# Stated goal:
Transcribe all the entries word for word, omitting any pictures they contain.

# Materials provided:
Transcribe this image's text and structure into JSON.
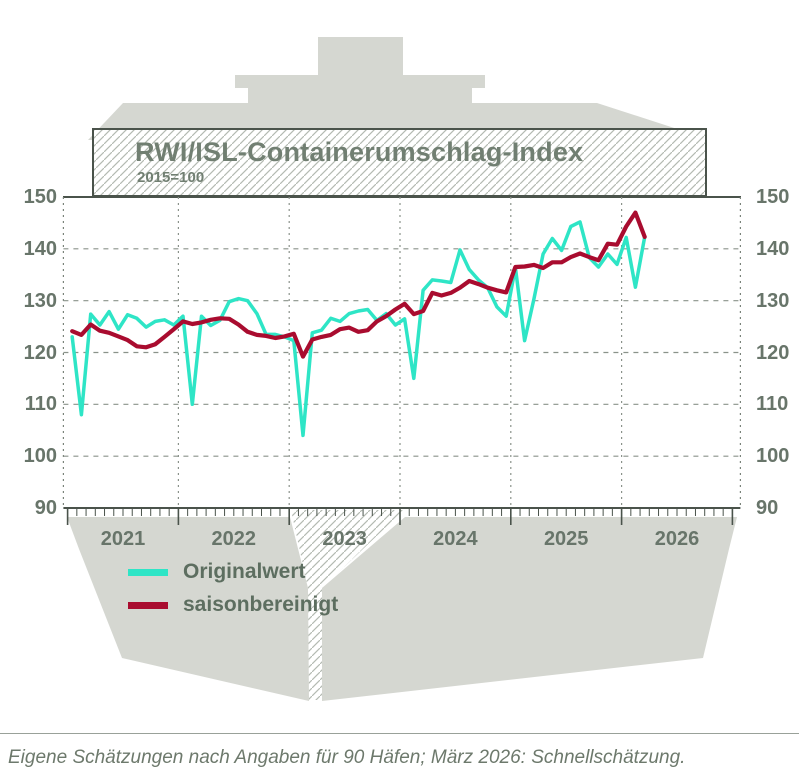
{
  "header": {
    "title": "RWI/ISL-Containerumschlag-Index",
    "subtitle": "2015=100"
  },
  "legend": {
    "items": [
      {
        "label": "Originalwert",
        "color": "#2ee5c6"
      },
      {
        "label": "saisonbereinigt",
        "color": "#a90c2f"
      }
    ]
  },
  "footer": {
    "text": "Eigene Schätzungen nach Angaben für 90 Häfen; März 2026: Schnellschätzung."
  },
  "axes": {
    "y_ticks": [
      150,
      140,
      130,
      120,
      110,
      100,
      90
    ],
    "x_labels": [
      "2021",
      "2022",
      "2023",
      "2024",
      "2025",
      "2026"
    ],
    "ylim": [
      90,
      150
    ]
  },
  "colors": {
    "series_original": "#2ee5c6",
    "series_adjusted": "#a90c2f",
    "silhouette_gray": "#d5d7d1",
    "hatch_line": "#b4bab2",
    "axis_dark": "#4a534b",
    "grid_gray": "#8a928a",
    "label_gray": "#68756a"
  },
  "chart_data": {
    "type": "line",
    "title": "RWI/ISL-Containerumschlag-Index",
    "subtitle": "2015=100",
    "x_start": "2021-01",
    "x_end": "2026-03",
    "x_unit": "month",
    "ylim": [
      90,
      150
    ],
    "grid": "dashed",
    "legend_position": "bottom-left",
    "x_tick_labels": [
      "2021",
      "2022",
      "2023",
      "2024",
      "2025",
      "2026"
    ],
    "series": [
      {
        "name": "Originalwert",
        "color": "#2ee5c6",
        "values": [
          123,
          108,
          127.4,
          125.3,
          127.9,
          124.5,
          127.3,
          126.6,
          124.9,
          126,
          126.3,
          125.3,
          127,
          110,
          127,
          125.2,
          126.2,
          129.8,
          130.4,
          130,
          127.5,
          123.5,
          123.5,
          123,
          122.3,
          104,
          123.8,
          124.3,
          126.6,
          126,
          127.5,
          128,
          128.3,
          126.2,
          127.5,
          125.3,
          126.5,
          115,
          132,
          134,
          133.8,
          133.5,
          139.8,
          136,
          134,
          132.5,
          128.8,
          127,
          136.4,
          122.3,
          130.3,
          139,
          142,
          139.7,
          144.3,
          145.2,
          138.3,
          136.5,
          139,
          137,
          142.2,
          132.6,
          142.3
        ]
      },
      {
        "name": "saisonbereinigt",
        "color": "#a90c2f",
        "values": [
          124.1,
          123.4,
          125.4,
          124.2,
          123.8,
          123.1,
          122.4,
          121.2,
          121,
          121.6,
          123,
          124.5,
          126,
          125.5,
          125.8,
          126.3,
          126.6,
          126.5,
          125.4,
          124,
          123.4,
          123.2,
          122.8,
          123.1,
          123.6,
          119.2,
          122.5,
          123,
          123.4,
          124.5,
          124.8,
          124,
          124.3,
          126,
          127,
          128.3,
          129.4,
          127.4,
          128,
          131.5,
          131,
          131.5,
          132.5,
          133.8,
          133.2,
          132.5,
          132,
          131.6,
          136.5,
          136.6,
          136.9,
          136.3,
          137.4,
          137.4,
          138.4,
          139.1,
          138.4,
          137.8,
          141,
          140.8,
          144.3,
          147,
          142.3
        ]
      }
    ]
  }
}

# Solution for this problem:
Transcribe this image's text and structure into JSON.
{
  "header": {
    "title": "RWI/ISL-Containerumschlag-Index",
    "subtitle": "2015=100"
  },
  "legend": {
    "items": [
      {
        "label": "Originalwert",
        "color": "#2ee5c6"
      },
      {
        "label": "saisonbereinigt",
        "color": "#a90c2f"
      }
    ]
  },
  "footer": {
    "text": "Eigene Schätzungen nach Angaben für 90 Häfen; März 2026: Schnellschätzung."
  },
  "axes": {
    "y_ticks": [
      150,
      140,
      130,
      120,
      110,
      100,
      90
    ],
    "x_labels": [
      "2021",
      "2022",
      "2023",
      "2024",
      "2025",
      "2026"
    ],
    "ylim": [
      90,
      150
    ]
  },
  "colors": {
    "series_original": "#2ee5c6",
    "series_adjusted": "#a90c2f",
    "silhouette_gray": "#d5d7d1",
    "hatch_line": "#b4bab2",
    "axis_dark": "#4a534b",
    "grid_gray": "#8a928a",
    "label_gray": "#68756a"
  },
  "chart_data": {
    "type": "line",
    "title": "RWI/ISL-Containerumschlag-Index",
    "subtitle": "2015=100",
    "x_start": "2021-01",
    "x_end": "2026-03",
    "x_unit": "month",
    "ylim": [
      90,
      150
    ],
    "grid": "dashed",
    "legend_position": "bottom-left",
    "x_tick_labels": [
      "2021",
      "2022",
      "2023",
      "2024",
      "2025",
      "2026"
    ],
    "series": [
      {
        "name": "Originalwert",
        "color": "#2ee5c6",
        "values": [
          123,
          108,
          127.4,
          125.3,
          127.9,
          124.5,
          127.3,
          126.6,
          124.9,
          126,
          126.3,
          125.3,
          127,
          110,
          127,
          125.2,
          126.2,
          129.8,
          130.4,
          130,
          127.5,
          123.5,
          123.5,
          123,
          122.3,
          104,
          123.8,
          124.3,
          126.6,
          126,
          127.5,
          128,
          128.3,
          126.2,
          127.5,
          125.3,
          126.5,
          115,
          132,
          134,
          133.8,
          133.5,
          139.8,
          136,
          134,
          132.5,
          128.8,
          127,
          136.4,
          122.3,
          130.3,
          139,
          142,
          139.7,
          144.3,
          145.2,
          138.3,
          136.5,
          139,
          137,
          142.2,
          132.6,
          142.3
        ]
      },
      {
        "name": "saisonbereinigt",
        "color": "#a90c2f",
        "values": [
          124.1,
          123.4,
          125.4,
          124.2,
          123.8,
          123.1,
          122.4,
          121.2,
          121,
          121.6,
          123,
          124.5,
          126,
          125.5,
          125.8,
          126.3,
          126.6,
          126.5,
          125.4,
          124,
          123.4,
          123.2,
          122.8,
          123.1,
          123.6,
          119.2,
          122.5,
          123,
          123.4,
          124.5,
          124.8,
          124,
          124.3,
          126,
          127,
          128.3,
          129.4,
          127.4,
          128,
          131.5,
          131,
          131.5,
          132.5,
          133.8,
          133.2,
          132.5,
          132,
          131.6,
          136.5,
          136.6,
          136.9,
          136.3,
          137.4,
          137.4,
          138.4,
          139.1,
          138.4,
          137.8,
          141,
          140.8,
          144.3,
          147,
          142.3
        ]
      }
    ]
  }
}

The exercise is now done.